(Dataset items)

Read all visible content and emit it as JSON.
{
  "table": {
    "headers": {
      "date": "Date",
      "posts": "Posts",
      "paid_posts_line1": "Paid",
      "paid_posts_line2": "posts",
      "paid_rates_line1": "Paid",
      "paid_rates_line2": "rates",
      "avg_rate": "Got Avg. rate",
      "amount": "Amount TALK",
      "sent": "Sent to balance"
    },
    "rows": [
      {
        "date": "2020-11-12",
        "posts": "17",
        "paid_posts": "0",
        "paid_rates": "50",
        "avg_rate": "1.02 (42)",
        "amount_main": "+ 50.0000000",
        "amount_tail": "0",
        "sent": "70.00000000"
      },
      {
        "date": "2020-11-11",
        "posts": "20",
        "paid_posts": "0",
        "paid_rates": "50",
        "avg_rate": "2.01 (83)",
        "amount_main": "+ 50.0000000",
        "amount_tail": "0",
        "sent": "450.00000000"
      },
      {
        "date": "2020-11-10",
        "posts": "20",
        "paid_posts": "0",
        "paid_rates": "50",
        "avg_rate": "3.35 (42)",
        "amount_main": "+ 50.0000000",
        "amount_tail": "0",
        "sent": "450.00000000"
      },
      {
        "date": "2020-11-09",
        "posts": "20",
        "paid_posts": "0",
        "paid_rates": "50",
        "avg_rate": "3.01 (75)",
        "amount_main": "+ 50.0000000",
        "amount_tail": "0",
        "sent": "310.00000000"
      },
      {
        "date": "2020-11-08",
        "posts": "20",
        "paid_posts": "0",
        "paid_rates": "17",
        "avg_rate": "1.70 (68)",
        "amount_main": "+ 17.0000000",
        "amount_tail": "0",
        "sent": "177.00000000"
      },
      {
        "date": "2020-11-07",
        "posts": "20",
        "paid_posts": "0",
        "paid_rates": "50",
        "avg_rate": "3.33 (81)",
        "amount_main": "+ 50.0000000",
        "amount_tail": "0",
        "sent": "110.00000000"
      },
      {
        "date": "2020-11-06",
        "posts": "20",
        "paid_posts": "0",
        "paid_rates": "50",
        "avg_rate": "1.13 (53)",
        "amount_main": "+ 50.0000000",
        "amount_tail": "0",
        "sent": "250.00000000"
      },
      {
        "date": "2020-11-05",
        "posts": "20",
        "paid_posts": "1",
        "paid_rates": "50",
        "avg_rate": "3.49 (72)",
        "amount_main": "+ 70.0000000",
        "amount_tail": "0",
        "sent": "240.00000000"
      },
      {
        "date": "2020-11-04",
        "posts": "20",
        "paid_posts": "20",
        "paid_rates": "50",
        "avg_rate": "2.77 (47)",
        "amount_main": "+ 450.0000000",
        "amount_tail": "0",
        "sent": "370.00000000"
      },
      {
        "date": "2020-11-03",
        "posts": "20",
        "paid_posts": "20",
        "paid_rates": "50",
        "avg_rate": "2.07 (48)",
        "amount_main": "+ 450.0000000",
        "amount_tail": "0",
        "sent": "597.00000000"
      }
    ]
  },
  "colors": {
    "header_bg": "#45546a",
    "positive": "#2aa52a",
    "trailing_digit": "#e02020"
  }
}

# STATED PROBLEM
Print out the whole listing exactly as it appears.

# EXERCISE ANSWER
Read all visible content and emit it as JSON.
{
  "table": {
    "headers": {
      "date": "Date",
      "posts": "Posts",
      "paid_posts_line1": "Paid",
      "paid_posts_line2": "posts",
      "paid_rates_line1": "Paid",
      "paid_rates_line2": "rates",
      "avg_rate": "Got Avg. rate",
      "amount": "Amount TALK",
      "sent": "Sent to balance"
    },
    "rows": [
      {
        "date": "2020-11-12",
        "posts": "17",
        "paid_posts": "0",
        "paid_rates": "50",
        "avg_rate": "1.02 (42)",
        "amount_main": "+ 50.0000000",
        "amount_tail": "0",
        "sent": "70.00000000"
      },
      {
        "date": "2020-11-11",
        "posts": "20",
        "paid_posts": "0",
        "paid_rates": "50",
        "avg_rate": "2.01 (83)",
        "amount_main": "+ 50.0000000",
        "amount_tail": "0",
        "sent": "450.00000000"
      },
      {
        "date": "2020-11-10",
        "posts": "20",
        "paid_posts": "0",
        "paid_rates": "50",
        "avg_rate": "3.35 (42)",
        "amount_main": "+ 50.0000000",
        "amount_tail": "0",
        "sent": "450.00000000"
      },
      {
        "date": "2020-11-09",
        "posts": "20",
        "paid_posts": "0",
        "paid_rates": "50",
        "avg_rate": "3.01 (75)",
        "amount_main": "+ 50.0000000",
        "amount_tail": "0",
        "sent": "310.00000000"
      },
      {
        "date": "2020-11-08",
        "posts": "20",
        "paid_posts": "0",
        "paid_rates": "17",
        "avg_rate": "1.70 (68)",
        "amount_main": "+ 17.0000000",
        "amount_tail": "0",
        "sent": "177.00000000"
      },
      {
        "date": "2020-11-07",
        "posts": "20",
        "paid_posts": "0",
        "paid_rates": "50",
        "avg_rate": "3.33 (81)",
        "amount_main": "+ 50.0000000",
        "amount_tail": "0",
        "sent": "110.00000000"
      },
      {
        "date": "2020-11-06",
        "posts": "20",
        "paid_posts": "0",
        "paid_rates": "50",
        "avg_rate": "1.13 (53)",
        "amount_main": "+ 50.0000000",
        "amount_tail": "0",
        "sent": "250.00000000"
      },
      {
        "date": "2020-11-05",
        "posts": "20",
        "paid_posts": "1",
        "paid_rates": "50",
        "avg_rate": "3.49 (72)",
        "amount_main": "+ 70.0000000",
        "amount_tail": "0",
        "sent": "240.00000000"
      },
      {
        "date": "2020-11-04",
        "posts": "20",
        "paid_posts": "20",
        "paid_rates": "50",
        "avg_rate": "2.77 (47)",
        "amount_main": "+ 450.0000000",
        "amount_tail": "0",
        "sent": "370.00000000"
      },
      {
        "date": "2020-11-03",
        "posts": "20",
        "paid_posts": "20",
        "paid_rates": "50",
        "avg_rate": "2.07 (48)",
        "amount_main": "+ 450.0000000",
        "amount_tail": "0",
        "sent": "597.00000000"
      }
    ]
  },
  "colors": {
    "header_bg": "#45546a",
    "positive": "#2aa52a",
    "trailing_digit": "#e02020"
  }
}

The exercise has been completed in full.